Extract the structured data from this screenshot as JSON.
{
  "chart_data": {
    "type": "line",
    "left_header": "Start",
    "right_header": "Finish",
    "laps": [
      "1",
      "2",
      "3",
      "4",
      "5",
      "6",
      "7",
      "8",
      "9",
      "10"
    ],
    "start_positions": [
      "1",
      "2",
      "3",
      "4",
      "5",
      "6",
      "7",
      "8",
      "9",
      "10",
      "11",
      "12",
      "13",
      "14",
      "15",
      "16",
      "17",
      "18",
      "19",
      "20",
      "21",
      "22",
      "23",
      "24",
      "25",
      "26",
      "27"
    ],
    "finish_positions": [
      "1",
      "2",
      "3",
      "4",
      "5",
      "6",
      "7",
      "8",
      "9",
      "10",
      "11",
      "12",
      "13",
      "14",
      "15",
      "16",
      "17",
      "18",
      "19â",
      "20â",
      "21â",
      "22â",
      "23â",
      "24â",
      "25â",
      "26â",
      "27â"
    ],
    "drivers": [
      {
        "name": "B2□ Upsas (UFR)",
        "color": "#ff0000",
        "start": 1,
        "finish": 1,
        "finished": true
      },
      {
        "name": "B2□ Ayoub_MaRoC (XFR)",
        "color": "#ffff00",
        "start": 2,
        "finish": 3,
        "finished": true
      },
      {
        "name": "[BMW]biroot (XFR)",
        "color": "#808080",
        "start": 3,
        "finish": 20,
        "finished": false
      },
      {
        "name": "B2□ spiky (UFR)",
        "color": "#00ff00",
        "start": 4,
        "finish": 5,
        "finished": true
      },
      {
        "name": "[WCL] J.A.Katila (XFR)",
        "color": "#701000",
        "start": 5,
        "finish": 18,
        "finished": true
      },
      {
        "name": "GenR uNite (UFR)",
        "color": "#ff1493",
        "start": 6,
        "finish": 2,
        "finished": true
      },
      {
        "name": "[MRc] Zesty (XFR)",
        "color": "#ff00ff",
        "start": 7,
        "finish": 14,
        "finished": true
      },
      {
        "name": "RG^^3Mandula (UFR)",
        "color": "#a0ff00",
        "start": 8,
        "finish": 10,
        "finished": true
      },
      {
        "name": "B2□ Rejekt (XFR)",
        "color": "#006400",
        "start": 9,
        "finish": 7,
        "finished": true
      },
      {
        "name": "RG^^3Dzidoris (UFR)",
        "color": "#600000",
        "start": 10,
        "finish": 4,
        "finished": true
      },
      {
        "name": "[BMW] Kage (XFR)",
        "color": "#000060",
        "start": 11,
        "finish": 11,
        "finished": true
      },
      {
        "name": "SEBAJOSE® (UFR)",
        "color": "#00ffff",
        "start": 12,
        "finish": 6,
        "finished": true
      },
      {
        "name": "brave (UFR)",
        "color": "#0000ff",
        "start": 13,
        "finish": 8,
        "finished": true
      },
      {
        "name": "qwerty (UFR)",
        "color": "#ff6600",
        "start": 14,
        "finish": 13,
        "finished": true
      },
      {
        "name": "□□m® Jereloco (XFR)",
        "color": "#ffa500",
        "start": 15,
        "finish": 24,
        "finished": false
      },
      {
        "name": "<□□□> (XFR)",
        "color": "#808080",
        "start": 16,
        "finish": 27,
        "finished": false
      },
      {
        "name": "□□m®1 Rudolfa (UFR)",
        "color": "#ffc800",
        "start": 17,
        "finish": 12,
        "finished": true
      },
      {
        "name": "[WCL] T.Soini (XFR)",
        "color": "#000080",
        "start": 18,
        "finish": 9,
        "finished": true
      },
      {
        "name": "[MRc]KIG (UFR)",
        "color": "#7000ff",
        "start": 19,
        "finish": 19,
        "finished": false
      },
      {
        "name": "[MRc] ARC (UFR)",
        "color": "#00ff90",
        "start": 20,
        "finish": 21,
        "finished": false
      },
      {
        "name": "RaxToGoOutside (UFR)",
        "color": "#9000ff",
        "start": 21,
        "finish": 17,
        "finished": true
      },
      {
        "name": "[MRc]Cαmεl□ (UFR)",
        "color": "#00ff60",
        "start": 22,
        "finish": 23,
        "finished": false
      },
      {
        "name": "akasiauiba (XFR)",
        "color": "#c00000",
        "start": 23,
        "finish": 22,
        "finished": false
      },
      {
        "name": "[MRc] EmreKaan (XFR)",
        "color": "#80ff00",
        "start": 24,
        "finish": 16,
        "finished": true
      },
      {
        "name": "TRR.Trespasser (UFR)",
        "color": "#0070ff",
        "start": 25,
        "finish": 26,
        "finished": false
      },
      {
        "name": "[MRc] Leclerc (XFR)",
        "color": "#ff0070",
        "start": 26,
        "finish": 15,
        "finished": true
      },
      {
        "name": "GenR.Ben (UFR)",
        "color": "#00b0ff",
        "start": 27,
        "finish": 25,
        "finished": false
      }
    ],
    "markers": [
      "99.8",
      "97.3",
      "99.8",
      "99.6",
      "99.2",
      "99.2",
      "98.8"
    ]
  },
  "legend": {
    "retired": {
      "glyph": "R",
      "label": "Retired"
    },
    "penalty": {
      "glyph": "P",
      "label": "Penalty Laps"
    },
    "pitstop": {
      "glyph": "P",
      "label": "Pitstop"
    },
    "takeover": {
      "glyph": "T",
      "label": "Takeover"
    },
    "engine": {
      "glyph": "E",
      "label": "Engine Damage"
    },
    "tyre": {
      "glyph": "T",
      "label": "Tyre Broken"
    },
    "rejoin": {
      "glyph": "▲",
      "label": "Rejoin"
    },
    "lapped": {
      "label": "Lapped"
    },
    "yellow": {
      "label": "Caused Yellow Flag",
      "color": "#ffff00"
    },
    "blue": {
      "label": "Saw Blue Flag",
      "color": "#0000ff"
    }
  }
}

[Problem to solve] Pick out lines containing the word "GenR", each one as written.

[Reply]
        "name": "GenR uNite (UFR)",
        "name": "GenR.Ben (UFR)",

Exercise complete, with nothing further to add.